Check every line of the entries below for the word "Size", and copy the ones that have it.

====

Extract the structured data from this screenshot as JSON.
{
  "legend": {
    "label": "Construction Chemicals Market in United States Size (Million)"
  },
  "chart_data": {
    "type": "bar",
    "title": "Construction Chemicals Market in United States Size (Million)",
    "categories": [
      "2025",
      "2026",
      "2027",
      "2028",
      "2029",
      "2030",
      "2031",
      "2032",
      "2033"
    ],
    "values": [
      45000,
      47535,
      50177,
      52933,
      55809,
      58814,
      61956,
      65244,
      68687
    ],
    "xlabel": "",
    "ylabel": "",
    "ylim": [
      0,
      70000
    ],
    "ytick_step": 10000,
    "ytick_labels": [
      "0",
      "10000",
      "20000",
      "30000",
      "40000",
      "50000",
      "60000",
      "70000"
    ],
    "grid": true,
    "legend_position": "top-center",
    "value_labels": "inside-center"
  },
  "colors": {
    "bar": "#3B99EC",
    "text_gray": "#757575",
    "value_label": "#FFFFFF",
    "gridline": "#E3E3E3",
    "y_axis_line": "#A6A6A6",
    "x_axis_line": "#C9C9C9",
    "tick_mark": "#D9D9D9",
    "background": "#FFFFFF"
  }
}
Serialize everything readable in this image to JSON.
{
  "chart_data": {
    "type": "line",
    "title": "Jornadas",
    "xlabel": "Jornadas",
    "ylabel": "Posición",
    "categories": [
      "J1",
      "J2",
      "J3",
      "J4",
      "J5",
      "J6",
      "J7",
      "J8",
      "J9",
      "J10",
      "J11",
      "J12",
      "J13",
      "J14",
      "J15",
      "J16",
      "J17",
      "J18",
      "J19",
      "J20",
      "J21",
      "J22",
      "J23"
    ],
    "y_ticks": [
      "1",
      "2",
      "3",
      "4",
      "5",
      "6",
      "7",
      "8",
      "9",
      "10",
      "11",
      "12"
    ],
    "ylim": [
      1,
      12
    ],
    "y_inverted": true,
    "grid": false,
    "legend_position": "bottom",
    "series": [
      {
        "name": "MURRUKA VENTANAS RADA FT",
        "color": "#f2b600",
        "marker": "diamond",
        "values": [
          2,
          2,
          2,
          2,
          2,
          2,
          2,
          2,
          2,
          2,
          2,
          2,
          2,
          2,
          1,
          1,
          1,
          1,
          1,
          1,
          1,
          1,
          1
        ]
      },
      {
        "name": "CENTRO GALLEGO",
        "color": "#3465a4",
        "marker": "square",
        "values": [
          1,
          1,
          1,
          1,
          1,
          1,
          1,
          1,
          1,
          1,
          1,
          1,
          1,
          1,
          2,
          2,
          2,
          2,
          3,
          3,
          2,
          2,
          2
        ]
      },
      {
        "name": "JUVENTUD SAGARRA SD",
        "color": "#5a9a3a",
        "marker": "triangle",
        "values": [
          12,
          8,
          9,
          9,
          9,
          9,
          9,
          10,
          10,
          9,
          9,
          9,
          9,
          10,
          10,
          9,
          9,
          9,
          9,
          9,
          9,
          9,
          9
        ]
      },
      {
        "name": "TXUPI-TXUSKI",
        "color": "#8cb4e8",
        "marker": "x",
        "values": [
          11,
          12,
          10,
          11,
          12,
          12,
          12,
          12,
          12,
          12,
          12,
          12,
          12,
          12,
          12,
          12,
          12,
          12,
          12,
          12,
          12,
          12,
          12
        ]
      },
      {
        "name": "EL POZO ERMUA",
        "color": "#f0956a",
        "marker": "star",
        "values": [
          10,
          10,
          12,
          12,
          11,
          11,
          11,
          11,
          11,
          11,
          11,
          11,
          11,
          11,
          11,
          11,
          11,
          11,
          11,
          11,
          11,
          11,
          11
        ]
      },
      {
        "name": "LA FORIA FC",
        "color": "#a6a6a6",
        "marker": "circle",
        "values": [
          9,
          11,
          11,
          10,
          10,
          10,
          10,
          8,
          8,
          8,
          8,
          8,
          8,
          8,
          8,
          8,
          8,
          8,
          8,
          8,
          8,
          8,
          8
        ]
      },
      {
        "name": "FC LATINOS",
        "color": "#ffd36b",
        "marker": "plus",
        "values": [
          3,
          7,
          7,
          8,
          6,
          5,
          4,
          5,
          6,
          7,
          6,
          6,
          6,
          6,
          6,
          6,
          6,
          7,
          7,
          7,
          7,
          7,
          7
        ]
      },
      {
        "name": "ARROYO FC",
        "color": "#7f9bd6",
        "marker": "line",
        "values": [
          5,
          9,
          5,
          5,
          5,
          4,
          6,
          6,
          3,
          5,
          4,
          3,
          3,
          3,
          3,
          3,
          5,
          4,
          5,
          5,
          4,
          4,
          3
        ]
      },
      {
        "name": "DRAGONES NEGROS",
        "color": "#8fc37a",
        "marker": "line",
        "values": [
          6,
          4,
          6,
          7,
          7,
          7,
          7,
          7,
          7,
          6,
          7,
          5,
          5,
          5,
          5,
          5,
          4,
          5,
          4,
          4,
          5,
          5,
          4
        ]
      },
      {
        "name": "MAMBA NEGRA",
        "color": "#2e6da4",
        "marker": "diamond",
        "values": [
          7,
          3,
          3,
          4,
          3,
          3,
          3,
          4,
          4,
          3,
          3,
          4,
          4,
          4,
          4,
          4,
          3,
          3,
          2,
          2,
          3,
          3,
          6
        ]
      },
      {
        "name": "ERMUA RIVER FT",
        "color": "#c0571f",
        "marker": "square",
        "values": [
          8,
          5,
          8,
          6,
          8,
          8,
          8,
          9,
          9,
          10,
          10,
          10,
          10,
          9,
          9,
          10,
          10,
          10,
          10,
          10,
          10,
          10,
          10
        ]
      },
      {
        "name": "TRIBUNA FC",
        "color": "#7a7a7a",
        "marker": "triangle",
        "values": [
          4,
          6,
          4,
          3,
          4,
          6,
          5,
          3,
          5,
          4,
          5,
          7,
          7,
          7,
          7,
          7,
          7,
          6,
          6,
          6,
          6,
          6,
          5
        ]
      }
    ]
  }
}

====

OUTPUT:
    "label": "Construction Chemicals Market in United States Size (Million)"
    "title": "Construction Chemicals Market in United States Size (Million)",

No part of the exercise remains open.